> _PROBLEM TO WORK ON_: Select all lines holding the word "resting" from the entries that follow.

======== DATA FOR THIS TASK ========

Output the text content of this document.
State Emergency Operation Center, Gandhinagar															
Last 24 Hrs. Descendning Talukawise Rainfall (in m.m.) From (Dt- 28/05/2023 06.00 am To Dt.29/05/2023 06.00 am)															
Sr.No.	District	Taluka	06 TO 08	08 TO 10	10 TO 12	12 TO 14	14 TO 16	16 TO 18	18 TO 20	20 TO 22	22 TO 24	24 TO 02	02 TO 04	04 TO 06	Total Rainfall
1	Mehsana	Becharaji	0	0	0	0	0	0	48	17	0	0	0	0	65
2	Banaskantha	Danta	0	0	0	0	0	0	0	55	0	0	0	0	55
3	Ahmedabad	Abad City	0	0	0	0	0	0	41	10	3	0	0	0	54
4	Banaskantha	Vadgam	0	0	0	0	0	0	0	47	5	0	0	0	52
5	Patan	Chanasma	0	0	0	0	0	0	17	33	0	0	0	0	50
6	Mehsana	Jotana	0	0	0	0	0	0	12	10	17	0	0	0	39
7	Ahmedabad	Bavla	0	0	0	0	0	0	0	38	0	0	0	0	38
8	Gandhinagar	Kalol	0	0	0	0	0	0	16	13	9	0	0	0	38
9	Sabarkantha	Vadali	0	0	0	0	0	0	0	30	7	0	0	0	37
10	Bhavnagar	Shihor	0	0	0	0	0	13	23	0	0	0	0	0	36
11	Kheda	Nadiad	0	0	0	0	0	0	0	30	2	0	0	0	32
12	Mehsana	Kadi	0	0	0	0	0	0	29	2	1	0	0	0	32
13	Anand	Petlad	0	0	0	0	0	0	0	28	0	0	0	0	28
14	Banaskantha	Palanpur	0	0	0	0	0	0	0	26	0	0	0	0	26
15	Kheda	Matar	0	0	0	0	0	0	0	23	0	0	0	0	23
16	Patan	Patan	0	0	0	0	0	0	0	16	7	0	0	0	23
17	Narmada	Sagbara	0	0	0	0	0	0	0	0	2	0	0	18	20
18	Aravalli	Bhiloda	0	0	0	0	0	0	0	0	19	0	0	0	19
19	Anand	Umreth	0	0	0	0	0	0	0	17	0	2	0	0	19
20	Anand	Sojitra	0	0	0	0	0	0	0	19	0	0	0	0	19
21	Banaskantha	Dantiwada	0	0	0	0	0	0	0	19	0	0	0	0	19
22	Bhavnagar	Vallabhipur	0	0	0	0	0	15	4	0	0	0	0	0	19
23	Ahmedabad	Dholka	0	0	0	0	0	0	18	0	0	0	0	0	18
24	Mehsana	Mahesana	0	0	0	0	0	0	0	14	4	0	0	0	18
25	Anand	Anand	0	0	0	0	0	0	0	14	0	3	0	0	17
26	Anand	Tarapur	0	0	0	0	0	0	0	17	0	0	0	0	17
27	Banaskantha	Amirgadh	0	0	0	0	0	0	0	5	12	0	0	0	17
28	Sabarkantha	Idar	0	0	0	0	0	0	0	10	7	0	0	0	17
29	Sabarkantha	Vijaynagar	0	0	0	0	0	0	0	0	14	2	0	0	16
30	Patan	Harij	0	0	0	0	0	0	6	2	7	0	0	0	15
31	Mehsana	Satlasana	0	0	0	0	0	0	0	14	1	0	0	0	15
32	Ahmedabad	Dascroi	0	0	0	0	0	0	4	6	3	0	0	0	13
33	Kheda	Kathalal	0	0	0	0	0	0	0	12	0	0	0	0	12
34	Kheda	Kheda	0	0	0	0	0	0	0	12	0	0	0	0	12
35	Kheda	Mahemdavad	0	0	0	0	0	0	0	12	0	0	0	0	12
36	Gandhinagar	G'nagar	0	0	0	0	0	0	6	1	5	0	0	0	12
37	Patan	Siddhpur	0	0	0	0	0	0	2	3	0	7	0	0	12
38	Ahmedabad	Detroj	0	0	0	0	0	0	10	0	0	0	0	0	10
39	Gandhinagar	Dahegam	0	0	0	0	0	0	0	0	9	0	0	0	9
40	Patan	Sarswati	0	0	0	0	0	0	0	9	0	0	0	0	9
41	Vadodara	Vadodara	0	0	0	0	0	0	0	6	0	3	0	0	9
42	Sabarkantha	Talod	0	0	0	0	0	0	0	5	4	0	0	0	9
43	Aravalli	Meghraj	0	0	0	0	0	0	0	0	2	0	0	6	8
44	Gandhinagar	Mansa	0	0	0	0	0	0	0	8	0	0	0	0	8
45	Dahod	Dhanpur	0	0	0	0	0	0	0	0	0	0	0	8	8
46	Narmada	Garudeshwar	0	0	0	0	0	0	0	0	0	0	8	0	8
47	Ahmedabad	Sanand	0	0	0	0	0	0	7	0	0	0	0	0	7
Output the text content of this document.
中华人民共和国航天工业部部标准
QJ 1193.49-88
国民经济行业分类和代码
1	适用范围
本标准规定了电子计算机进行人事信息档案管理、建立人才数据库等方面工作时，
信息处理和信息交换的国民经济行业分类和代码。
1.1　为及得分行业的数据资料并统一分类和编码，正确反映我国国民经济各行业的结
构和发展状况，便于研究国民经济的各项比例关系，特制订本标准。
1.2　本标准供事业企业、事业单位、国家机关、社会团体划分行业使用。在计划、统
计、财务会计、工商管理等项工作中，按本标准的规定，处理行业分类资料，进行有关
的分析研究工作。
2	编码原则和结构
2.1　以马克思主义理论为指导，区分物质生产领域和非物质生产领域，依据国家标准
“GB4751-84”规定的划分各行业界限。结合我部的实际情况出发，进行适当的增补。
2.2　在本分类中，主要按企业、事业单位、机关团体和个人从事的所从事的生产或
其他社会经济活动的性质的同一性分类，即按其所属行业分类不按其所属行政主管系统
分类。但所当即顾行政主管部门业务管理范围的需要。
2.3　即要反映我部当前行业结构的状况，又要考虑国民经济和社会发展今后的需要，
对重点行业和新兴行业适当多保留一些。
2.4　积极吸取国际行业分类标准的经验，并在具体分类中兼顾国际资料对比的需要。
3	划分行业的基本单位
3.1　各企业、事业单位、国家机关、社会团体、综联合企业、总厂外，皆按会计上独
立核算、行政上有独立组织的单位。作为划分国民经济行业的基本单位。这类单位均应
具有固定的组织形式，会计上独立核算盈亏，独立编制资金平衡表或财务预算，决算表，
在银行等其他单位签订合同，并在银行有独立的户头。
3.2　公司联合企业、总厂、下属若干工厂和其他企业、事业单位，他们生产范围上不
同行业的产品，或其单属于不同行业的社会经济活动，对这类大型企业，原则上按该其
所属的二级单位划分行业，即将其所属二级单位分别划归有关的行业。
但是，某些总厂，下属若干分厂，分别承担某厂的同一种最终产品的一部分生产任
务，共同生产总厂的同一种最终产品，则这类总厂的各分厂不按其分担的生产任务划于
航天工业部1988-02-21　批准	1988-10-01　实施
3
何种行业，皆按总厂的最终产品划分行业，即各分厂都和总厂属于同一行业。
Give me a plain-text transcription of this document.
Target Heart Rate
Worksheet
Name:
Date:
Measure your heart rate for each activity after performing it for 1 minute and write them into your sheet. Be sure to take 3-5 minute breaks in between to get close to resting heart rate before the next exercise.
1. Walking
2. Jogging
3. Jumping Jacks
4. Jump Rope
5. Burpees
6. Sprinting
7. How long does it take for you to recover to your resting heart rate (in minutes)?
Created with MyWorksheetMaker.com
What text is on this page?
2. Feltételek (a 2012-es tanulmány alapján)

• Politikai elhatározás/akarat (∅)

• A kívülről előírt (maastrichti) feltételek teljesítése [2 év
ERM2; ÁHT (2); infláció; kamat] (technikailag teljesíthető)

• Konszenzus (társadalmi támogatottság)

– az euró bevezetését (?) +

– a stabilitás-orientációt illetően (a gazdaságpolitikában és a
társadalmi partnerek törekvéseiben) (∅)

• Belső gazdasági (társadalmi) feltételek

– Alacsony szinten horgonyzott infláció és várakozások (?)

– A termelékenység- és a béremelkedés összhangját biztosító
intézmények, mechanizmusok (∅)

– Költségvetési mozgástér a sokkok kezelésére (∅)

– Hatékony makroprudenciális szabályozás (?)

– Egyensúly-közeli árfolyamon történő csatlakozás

========

> _RESPONSE_:
Measure your heart rate for each activity after performing it for 1 minute and write them into your sheet. Be sure to take 3-5 minute breaks in between to get close to resting heart rate before the next exercise.
7. How long does it take for you to recover to your resting heart rate (in minutes)?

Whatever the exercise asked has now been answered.